● Stated goal: Using the listing below, copy every line that mentions "Climate".

------------------------

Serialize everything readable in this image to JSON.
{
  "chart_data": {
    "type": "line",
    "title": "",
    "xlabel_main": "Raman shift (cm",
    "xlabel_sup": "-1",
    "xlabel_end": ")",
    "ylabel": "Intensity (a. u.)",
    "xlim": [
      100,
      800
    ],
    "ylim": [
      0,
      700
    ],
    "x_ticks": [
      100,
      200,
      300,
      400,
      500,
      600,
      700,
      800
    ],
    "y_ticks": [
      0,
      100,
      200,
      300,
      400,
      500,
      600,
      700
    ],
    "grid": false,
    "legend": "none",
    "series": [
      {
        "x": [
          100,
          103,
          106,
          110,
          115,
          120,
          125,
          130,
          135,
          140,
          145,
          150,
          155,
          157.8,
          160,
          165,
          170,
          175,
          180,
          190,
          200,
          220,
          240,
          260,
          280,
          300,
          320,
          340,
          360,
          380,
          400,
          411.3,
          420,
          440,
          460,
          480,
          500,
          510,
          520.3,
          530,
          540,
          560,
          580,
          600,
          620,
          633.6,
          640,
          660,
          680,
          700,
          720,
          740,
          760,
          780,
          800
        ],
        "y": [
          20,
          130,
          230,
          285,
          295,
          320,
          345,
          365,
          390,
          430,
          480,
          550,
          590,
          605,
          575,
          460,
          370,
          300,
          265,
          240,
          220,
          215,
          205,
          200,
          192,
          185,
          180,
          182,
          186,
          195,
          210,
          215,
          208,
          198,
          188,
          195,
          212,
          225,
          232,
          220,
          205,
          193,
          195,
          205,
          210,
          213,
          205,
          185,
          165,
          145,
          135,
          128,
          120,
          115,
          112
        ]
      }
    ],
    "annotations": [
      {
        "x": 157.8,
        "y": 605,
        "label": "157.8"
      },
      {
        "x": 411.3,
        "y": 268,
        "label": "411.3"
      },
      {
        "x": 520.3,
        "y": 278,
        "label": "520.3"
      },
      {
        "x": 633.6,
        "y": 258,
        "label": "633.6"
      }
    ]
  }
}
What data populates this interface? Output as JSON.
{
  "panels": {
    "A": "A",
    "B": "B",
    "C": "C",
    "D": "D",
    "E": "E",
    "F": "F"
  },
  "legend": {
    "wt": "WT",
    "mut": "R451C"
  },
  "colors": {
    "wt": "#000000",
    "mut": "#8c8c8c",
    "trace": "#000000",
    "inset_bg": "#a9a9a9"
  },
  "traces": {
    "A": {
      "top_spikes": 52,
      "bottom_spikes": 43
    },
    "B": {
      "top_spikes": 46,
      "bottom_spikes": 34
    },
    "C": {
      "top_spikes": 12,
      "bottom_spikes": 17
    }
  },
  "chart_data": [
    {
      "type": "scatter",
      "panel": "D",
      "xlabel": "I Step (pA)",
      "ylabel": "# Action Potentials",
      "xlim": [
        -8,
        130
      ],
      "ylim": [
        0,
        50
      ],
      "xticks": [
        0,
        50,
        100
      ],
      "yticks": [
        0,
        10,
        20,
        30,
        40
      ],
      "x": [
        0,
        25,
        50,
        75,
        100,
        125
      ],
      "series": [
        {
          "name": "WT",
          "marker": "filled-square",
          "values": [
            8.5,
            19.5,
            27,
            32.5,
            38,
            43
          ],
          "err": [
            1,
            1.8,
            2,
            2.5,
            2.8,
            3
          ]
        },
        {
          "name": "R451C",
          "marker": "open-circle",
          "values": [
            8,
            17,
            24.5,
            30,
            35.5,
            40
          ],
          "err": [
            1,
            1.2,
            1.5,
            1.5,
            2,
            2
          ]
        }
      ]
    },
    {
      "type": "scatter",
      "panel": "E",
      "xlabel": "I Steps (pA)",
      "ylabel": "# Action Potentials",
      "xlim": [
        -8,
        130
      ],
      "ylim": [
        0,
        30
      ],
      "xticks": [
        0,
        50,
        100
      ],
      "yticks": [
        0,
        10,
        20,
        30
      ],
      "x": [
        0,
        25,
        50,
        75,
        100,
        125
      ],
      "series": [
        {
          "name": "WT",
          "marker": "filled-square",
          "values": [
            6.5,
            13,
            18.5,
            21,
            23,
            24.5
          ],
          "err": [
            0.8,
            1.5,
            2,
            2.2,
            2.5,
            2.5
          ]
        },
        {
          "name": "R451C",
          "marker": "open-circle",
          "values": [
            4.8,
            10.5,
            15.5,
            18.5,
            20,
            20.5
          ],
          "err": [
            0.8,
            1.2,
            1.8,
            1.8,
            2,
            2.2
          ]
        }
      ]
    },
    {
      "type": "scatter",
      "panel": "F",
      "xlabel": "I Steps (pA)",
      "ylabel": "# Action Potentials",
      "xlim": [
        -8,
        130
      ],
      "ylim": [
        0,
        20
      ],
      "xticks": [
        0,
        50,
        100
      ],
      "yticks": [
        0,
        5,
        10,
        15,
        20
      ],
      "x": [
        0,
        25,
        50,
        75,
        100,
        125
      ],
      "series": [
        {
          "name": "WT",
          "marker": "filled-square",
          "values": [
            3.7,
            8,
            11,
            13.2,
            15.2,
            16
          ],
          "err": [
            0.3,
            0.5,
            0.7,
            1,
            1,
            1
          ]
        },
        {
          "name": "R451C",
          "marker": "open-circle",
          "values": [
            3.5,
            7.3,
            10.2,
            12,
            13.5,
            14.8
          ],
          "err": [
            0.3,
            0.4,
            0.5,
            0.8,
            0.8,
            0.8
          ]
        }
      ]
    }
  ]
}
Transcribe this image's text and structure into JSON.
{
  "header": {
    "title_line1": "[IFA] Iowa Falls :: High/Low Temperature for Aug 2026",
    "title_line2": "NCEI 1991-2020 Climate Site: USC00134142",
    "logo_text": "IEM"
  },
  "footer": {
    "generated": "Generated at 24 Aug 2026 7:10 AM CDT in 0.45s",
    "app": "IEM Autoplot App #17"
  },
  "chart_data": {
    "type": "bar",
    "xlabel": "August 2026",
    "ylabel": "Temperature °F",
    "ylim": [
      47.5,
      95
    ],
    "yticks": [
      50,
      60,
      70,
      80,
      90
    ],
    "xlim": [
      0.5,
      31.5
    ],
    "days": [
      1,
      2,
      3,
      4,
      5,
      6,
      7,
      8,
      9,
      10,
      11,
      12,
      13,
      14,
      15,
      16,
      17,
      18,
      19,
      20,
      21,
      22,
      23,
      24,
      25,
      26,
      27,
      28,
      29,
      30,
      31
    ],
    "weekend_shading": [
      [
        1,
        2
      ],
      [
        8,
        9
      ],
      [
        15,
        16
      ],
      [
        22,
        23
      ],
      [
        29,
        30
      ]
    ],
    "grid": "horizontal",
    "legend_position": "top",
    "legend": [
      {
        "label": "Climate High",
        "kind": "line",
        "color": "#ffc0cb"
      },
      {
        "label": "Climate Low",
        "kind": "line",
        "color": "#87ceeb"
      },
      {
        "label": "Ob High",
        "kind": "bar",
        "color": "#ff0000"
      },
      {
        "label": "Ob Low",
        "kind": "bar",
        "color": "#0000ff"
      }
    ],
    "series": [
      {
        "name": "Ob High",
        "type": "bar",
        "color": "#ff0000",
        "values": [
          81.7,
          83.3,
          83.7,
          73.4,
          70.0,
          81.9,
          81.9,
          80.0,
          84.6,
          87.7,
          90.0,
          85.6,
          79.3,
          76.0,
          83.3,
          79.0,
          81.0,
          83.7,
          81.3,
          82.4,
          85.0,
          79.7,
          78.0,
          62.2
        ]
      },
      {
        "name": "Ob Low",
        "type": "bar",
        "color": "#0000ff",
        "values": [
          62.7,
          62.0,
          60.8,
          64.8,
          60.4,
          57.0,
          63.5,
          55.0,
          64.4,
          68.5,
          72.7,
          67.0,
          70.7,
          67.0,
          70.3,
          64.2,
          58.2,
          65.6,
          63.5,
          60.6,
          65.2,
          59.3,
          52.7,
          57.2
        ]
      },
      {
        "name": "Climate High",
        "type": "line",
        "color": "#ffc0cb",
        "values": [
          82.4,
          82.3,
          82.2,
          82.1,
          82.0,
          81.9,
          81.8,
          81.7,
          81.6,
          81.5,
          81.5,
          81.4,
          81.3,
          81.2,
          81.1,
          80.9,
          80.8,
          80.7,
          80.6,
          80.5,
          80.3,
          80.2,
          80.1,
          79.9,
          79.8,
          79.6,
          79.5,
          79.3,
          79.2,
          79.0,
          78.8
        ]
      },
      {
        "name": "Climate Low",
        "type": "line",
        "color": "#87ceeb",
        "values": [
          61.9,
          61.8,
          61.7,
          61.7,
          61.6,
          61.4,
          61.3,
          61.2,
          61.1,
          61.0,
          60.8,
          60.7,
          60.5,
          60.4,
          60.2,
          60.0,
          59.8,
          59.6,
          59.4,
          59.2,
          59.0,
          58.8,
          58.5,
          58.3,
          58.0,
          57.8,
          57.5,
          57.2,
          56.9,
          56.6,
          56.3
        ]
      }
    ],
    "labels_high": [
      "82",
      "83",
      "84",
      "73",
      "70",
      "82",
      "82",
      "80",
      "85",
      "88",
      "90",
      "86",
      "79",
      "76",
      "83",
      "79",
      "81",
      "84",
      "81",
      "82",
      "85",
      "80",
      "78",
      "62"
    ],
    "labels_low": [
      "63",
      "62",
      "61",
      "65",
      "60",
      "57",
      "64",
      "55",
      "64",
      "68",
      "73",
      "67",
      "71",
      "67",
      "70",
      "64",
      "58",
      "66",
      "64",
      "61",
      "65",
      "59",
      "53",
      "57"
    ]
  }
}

------------------------

● Task response:
    "title_line2": "NCEI 1991-2020 Climate Site: USC00134142",
        "label": "Climate High",
        "label": "Climate Low",
        "name": "Climate High",
        "name": "Climate Low",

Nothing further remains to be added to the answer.